→ **Your objective**
All of the data needs to be repeated exactly.

::: The records :::

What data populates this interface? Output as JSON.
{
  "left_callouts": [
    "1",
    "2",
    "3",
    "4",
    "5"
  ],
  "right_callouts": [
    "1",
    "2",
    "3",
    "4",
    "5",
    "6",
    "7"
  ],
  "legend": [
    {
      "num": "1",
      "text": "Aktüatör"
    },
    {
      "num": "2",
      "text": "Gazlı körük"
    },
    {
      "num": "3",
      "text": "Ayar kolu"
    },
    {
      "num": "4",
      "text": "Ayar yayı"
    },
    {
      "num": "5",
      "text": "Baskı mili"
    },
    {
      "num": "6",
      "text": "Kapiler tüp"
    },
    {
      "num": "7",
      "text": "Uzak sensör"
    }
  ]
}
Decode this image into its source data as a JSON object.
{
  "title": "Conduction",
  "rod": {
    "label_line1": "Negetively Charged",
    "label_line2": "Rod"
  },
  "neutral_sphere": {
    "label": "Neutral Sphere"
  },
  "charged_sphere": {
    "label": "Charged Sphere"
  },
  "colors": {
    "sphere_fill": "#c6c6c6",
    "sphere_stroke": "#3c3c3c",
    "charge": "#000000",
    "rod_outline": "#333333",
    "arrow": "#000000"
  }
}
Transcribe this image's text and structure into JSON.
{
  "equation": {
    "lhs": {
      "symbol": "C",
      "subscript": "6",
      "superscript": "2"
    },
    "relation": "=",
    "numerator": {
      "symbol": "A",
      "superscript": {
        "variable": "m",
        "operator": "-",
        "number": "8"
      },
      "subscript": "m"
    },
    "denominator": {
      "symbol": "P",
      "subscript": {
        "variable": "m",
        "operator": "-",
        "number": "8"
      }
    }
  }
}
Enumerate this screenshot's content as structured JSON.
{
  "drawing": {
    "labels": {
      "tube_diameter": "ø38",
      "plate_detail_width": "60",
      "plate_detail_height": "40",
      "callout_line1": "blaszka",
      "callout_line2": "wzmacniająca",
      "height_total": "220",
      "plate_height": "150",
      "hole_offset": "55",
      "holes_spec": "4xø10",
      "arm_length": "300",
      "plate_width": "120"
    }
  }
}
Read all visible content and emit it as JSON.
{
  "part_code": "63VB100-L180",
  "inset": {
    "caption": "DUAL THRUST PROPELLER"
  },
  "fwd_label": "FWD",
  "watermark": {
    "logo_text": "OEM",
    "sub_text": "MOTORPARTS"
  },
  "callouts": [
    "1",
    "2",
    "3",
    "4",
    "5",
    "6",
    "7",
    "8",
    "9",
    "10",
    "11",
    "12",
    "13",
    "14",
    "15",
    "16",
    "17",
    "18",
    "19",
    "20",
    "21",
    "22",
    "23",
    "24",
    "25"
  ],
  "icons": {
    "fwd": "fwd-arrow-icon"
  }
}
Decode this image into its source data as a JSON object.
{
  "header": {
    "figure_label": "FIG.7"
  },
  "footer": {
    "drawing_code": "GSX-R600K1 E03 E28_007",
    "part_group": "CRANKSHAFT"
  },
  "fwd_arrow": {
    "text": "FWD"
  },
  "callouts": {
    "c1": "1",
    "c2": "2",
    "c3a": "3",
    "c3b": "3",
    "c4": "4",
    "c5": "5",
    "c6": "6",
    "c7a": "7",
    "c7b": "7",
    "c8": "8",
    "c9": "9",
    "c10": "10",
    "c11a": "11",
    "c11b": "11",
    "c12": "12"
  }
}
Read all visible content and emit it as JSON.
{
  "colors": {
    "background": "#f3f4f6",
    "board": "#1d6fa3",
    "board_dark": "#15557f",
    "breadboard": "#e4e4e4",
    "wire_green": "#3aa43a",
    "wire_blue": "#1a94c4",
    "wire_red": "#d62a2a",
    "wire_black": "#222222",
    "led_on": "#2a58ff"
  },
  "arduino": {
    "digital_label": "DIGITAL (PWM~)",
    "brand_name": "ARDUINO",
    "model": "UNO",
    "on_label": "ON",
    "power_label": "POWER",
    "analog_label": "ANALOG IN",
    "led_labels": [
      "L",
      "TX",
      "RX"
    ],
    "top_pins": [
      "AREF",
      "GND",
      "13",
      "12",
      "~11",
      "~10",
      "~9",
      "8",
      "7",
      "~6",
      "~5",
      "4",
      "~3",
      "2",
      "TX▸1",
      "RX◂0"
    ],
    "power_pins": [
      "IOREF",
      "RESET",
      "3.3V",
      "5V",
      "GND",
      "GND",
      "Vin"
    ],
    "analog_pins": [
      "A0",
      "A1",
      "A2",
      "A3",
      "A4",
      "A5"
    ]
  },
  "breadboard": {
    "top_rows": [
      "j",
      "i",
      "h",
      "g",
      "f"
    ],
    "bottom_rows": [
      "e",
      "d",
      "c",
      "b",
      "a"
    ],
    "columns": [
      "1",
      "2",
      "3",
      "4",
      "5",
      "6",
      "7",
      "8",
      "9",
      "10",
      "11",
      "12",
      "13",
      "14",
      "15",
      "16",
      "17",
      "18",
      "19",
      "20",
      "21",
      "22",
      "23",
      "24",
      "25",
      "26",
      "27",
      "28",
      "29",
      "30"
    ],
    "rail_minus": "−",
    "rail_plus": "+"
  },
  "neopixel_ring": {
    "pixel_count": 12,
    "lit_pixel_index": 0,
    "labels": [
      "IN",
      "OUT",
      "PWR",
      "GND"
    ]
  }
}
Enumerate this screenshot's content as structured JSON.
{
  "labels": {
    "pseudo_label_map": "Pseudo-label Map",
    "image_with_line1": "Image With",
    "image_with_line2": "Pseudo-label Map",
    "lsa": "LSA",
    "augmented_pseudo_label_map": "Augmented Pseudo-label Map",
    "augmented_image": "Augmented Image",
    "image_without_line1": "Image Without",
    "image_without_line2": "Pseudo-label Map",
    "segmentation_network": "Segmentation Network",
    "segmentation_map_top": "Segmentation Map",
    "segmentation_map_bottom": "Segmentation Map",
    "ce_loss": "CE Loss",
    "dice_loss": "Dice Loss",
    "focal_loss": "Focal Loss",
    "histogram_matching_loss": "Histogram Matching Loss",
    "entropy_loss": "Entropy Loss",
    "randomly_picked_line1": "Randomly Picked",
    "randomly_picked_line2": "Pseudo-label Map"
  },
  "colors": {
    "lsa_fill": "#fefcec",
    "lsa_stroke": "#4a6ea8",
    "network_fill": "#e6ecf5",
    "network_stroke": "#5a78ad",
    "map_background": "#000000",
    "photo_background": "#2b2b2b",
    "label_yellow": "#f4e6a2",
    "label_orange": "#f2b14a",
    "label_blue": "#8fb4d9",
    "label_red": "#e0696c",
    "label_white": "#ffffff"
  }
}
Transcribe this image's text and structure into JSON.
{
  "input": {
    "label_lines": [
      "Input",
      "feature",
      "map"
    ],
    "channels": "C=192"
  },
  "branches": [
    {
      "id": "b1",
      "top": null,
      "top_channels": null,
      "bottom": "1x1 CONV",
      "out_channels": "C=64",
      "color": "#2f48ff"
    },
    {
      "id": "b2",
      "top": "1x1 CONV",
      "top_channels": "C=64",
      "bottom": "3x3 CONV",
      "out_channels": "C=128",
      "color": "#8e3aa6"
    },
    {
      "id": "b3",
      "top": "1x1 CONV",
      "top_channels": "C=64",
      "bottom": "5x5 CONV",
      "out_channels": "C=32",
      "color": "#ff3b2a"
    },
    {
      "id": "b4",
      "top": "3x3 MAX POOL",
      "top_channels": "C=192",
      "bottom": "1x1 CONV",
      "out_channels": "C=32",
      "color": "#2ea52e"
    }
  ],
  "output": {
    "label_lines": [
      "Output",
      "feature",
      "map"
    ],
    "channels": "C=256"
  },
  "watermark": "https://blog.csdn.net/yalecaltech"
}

:::

→ **Finished exercise**
What data populates this interface? Output as JSON.
{
  "left_callouts": [
    "1",
    "2",
    "3",
    "4",
    "5"
  ],
  "right_callouts": [
    "1",
    "2",
    "3",
    "4",
    "5",
    "6",
    "7"
  ],
  "legend": [
    {
      "num": "1",
      "text": "Aktüatör"
    },
    {
      "num": "2",
      "text": "Gazlı körük"
    },
    {
      "num": "3",
      "text": "Ayar kolu"
    },
    {
      "num": "4",
      "text": "Ayar yayı"
    },
    {
      "num": "5",
      "text": "Baskı mili"
    },
    {
      "num": "6",
      "text": "Kapiler tüp"
    },
    {
      "num": "7",
      "text": "Uzak sensör"
    }
  ]
}
Decode this image into its source data as a JSON object.
{
  "title": "Conduction",
  "rod": {
    "label_line1": "Negetively Charged",
    "label_line2": "Rod"
  },
  "neutral_sphere": {
    "label": "Neutral Sphere"
  },
  "charged_sphere": {
    "label": "Charged Sphere"
  },
  "colors": {
    "sphere_fill": "#c6c6c6",
    "sphere_stroke": "#3c3c3c",
    "charge": "#000000",
    "rod_outline": "#333333",
    "arrow": "#000000"
  }
}
Transcribe this image's text and structure into JSON.
{
  "equation": {
    "lhs": {
      "symbol": "C",
      "subscript": "6",
      "superscript": "2"
    },
    "relation": "=",
    "numerator": {
      "symbol": "A",
      "superscript": {
        "variable": "m",
        "operator": "-",
        "number": "8"
      },
      "subscript": "m"
    },
    "denominator": {
      "symbol": "P",
      "subscript": {
        "variable": "m",
        "operator": "-",
        "number": "8"
      }
    }
  }
}
Enumerate this screenshot's content as structured JSON.
{
  "drawing": {
    "labels": {
      "tube_diameter": "ø38",
      "plate_detail_width": "60",
      "plate_detail_height": "40",
      "callout_line1": "blaszka",
      "callout_line2": "wzmacniająca",
      "height_total": "220",
      "plate_height": "150",
      "hole_offset": "55",
      "holes_spec": "4xø10",
      "arm_length": "300",
      "plate_width": "120"
    }
  }
}
Read all visible content and emit it as JSON.
{
  "part_code": "63VB100-L180",
  "inset": {
    "caption": "DUAL THRUST PROPELLER"
  },
  "fwd_label": "FWD",
  "watermark": {
    "logo_text": "OEM",
    "sub_text": "MOTORPARTS"
  },
  "callouts": [
    "1",
    "2",
    "3",
    "4",
    "5",
    "6",
    "7",
    "8",
    "9",
    "10",
    "11",
    "12",
    "13",
    "14",
    "15",
    "16",
    "17",
    "18",
    "19",
    "20",
    "21",
    "22",
    "23",
    "24",
    "25"
  ],
  "icons": {
    "fwd": "fwd-arrow-icon"
  }
}
Decode this image into its source data as a JSON object.
{
  "header": {
    "figure_label": "FIG.7"
  },
  "footer": {
    "drawing_code": "GSX-R600K1 E03 E28_007",
    "part_group": "CRANKSHAFT"
  },
  "fwd_arrow": {
    "text": "FWD"
  },
  "callouts": {
    "c1": "1",
    "c2": "2",
    "c3a": "3",
    "c3b": "3",
    "c4": "4",
    "c5": "5",
    "c6": "6",
    "c7a": "7",
    "c7b": "7",
    "c8": "8",
    "c9": "9",
    "c10": "10",
    "c11a": "11",
    "c11b": "11",
    "c12": "12"
  }
}
Read all visible content and emit it as JSON.
{
  "colors": {
    "background": "#f3f4f6",
    "board": "#1d6fa3",
    "board_dark": "#15557f",
    "breadboard": "#e4e4e4",
    "wire_green": "#3aa43a",
    "wire_blue": "#1a94c4",
    "wire_red": "#d62a2a",
    "wire_black": "#222222",
    "led_on": "#2a58ff"
  },
  "arduino": {
    "digital_label": "DIGITAL (PWM~)",
    "brand_name": "ARDUINO",
    "model": "UNO",
    "on_label": "ON",
    "power_label": "POWER",
    "analog_label": "ANALOG IN",
    "led_labels": [
      "L",
      "TX",
      "RX"
    ],
    "top_pins": [
      "AREF",
      "GND",
      "13",
      "12",
      "~11",
      "~10",
      "~9",
      "8",
      "7",
      "~6",
      "~5",
      "4",
      "~3",
      "2",
      "TX▸1",
      "RX◂0"
    ],
    "power_pins": [
      "IOREF",
      "RESET",
      "3.3V",
      "5V",
      "GND",
      "GND",
      "Vin"
    ],
    "analog_pins": [
      "A0",
      "A1",
      "A2",
      "A3",
      "A4",
      "A5"
    ]
  },
  "breadboard": {
    "top_rows": [
      "j",
      "i",
      "h",
      "g",
      "f"
    ],
    "bottom_rows": [
      "e",
      "d",
      "c",
      "b",
      "a"
    ],
    "columns": [
      "1",
      "2",
      "3",
      "4",
      "5",
      "6",
      "7",
      "8",
      "9",
      "10",
      "11",
      "12",
      "13",
      "14",
      "15",
      "16",
      "17",
      "18",
      "19",
      "20",
      "21",
      "22",
      "23",
      "24",
      "25",
      "26",
      "27",
      "28",
      "29",
      "30"
    ],
    "rail_minus": "−",
    "rail_plus": "+"
  },
  "neopixel_ring": {
    "pixel_count": 12,
    "lit_pixel_index": 0,
    "labels": [
      "IN",
      "OUT",
      "PWR",
      "GND"
    ]
  }
}
Enumerate this screenshot's content as structured JSON.
{
  "labels": {
    "pseudo_label_map": "Pseudo-label Map",
    "image_with_line1": "Image With",
    "image_with_line2": "Pseudo-label Map",
    "lsa": "LSA",
    "augmented_pseudo_label_map": "Augmented Pseudo-label Map",
    "augmented_image": "Augmented Image",
    "image_without_line1": "Image Without",
    "image_without_line2": "Pseudo-label Map",
    "segmentation_network": "Segmentation Network",
    "segmentation_map_top": "Segmentation Map",
    "segmentation_map_bottom": "Segmentation Map",
    "ce_loss": "CE Loss",
    "dice_loss": "Dice Loss",
    "focal_loss": "Focal Loss",
    "histogram_matching_loss": "Histogram Matching Loss",
    "entropy_loss": "Entropy Loss",
    "randomly_picked_line1": "Randomly Picked",
    "randomly_picked_line2": "Pseudo-label Map"
  },
  "colors": {
    "lsa_fill": "#fefcec",
    "lsa_stroke": "#4a6ea8",
    "network_fill": "#e6ecf5",
    "network_stroke": "#5a78ad",
    "map_background": "#000000",
    "photo_background": "#2b2b2b",
    "label_yellow": "#f4e6a2",
    "label_orange": "#f2b14a",
    "label_blue": "#8fb4d9",
    "label_red": "#e0696c",
    "label_white": "#ffffff"
  }
}
Transcribe this image's text and structure into JSON.
{
  "input": {
    "label_lines": [
      "Input",
      "feature",
      "map"
    ],
    "channels": "C=192"
  },
  "branches": [
    {
      "id": "b1",
      "top": null,
      "top_channels": null,
      "bottom": "1x1 CONV",
      "out_channels": "C=64",
      "color": "#2f48ff"
    },
    {
      "id": "b2",
      "top": "1x1 CONV",
      "top_channels": "C=64",
      "bottom": "3x3 CONV",
      "out_channels": "C=128",
      "color": "#8e3aa6"
    },
    {
      "id": "b3",
      "top": "1x1 CONV",
      "top_channels": "C=64",
      "bottom": "5x5 CONV",
      "out_channels": "C=32",
      "color": "#ff3b2a"
    },
    {
      "id": "b4",
      "top": "3x3 MAX POOL",
      "top_channels": "C=192",
      "bottom": "1x1 CONV",
      "out_channels": "C=32",
      "color": "#2ea52e"
    }
  ],
  "output": {
    "label_lines": [
      "Output",
      "feature",
      "map"
    ],
    "channels": "C=256"
  },
  "watermark": "https://blog.csdn.net/yalecaltech"
}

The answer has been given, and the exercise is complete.